→ Your goal
Make an exact copy of all the records.

→ Given information

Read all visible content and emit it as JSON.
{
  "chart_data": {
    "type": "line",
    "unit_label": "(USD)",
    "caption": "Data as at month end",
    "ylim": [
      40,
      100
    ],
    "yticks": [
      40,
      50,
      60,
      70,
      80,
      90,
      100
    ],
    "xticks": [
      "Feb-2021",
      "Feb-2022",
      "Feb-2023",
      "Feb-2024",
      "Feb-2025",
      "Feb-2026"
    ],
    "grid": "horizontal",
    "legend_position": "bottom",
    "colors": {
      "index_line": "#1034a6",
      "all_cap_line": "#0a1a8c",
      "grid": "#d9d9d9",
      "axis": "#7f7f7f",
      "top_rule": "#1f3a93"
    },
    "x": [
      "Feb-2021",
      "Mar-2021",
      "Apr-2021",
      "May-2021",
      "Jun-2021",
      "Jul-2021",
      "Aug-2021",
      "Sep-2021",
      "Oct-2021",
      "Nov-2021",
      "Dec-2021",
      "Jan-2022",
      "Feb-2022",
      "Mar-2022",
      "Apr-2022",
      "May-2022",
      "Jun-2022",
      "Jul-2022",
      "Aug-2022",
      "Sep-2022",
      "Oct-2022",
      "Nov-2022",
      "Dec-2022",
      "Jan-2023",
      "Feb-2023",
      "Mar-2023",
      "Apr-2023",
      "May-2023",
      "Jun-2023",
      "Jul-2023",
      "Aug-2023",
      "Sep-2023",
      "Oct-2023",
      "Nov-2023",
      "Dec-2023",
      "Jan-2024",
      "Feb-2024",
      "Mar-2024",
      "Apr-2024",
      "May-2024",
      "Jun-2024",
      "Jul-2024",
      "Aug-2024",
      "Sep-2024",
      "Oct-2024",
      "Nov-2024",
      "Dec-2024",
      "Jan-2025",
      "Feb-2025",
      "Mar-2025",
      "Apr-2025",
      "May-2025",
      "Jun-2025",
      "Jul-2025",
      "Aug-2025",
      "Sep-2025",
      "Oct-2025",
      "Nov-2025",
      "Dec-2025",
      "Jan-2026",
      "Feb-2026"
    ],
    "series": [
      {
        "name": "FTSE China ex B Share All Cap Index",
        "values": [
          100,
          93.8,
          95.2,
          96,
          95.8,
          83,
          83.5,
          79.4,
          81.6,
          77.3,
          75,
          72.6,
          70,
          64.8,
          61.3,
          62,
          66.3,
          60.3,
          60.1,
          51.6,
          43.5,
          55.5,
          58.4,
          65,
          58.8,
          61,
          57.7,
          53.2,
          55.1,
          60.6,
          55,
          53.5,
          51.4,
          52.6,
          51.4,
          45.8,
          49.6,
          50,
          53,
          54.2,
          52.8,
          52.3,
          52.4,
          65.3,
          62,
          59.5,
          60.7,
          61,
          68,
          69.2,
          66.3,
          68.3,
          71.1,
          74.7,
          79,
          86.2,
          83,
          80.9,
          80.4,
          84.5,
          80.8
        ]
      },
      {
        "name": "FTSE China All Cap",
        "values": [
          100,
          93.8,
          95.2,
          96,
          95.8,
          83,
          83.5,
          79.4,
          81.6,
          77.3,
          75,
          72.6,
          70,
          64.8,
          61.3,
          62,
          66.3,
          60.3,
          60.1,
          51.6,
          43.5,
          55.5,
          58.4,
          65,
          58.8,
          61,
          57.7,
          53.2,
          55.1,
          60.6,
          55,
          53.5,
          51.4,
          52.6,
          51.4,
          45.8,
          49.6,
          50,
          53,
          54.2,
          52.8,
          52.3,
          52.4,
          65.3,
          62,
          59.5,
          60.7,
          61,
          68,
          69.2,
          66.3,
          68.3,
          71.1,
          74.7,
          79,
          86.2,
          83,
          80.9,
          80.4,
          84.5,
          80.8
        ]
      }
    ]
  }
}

→ Exercise output
Read all visible content and emit it as JSON.
{
  "chart_data": {
    "type": "line",
    "unit_label": "(USD)",
    "caption": "Data as at month end",
    "ylim": [
      40,
      100
    ],
    "yticks": [
      40,
      50,
      60,
      70,
      80,
      90,
      100
    ],
    "xticks": [
      "Feb-2021",
      "Feb-2022",
      "Feb-2023",
      "Feb-2024",
      "Feb-2025",
      "Feb-2026"
    ],
    "grid": "horizontal",
    "legend_position": "bottom",
    "colors": {
      "index_line": "#1034a6",
      "all_cap_line": "#0a1a8c",
      "grid": "#d9d9d9",
      "axis": "#7f7f7f",
      "top_rule": "#1f3a93"
    },
    "x": [
      "Feb-2021",
      "Mar-2021",
      "Apr-2021",
      "May-2021",
      "Jun-2021",
      "Jul-2021",
      "Aug-2021",
      "Sep-2021",
      "Oct-2021",
      "Nov-2021",
      "Dec-2021",
      "Jan-2022",
      "Feb-2022",
      "Mar-2022",
      "Apr-2022",
      "May-2022",
      "Jun-2022",
      "Jul-2022",
      "Aug-2022",
      "Sep-2022",
      "Oct-2022",
      "Nov-2022",
      "Dec-2022",
      "Jan-2023",
      "Feb-2023",
      "Mar-2023",
      "Apr-2023",
      "May-2023",
      "Jun-2023",
      "Jul-2023",
      "Aug-2023",
      "Sep-2023",
      "Oct-2023",
      "Nov-2023",
      "Dec-2023",
      "Jan-2024",
      "Feb-2024",
      "Mar-2024",
      "Apr-2024",
      "May-2024",
      "Jun-2024",
      "Jul-2024",
      "Aug-2024",
      "Sep-2024",
      "Oct-2024",
      "Nov-2024",
      "Dec-2024",
      "Jan-2025",
      "Feb-2025",
      "Mar-2025",
      "Apr-2025",
      "May-2025",
      "Jun-2025",
      "Jul-2025",
      "Aug-2025",
      "Sep-2025",
      "Oct-2025",
      "Nov-2025",
      "Dec-2025",
      "Jan-2026",
      "Feb-2026"
    ],
    "series": [
      {
        "name": "FTSE China ex B Share All Cap Index",
        "values": [
          100,
          93.8,
          95.2,
          96,
          95.8,
          83,
          83.5,
          79.4,
          81.6,
          77.3,
          75,
          72.6,
          70,
          64.8,
          61.3,
          62,
          66.3,
          60.3,
          60.1,
          51.6,
          43.5,
          55.5,
          58.4,
          65,
          58.8,
          61,
          57.7,
          53.2,
          55.1,
          60.6,
          55,
          53.5,
          51.4,
          52.6,
          51.4,
          45.8,
          49.6,
          50,
          53,
          54.2,
          52.8,
          52.3,
          52.4,
          65.3,
          62,
          59.5,
          60.7,
          61,
          68,
          69.2,
          66.3,
          68.3,
          71.1,
          74.7,
          79,
          86.2,
          83,
          80.9,
          80.4,
          84.5,
          80.8
        ]
      },
      {
        "name": "FTSE China All Cap",
        "values": [
          100,
          93.8,
          95.2,
          96,
          95.8,
          83,
          83.5,
          79.4,
          81.6,
          77.3,
          75,
          72.6,
          70,
          64.8,
          61.3,
          62,
          66.3,
          60.3,
          60.1,
          51.6,
          43.5,
          55.5,
          58.4,
          65,
          58.8,
          61,
          57.7,
          53.2,
          55.1,
          60.6,
          55,
          53.5,
          51.4,
          52.6,
          51.4,
          45.8,
          49.6,
          50,
          53,
          54.2,
          52.8,
          52.3,
          52.4,
          65.3,
          62,
          59.5,
          60.7,
          61,
          68,
          69.2,
          66.3,
          68.3,
          71.1,
          74.7,
          79,
          86.2,
          83,
          80.9,
          80.4,
          84.5,
          80.8
        ]
      }
    ]
  }
}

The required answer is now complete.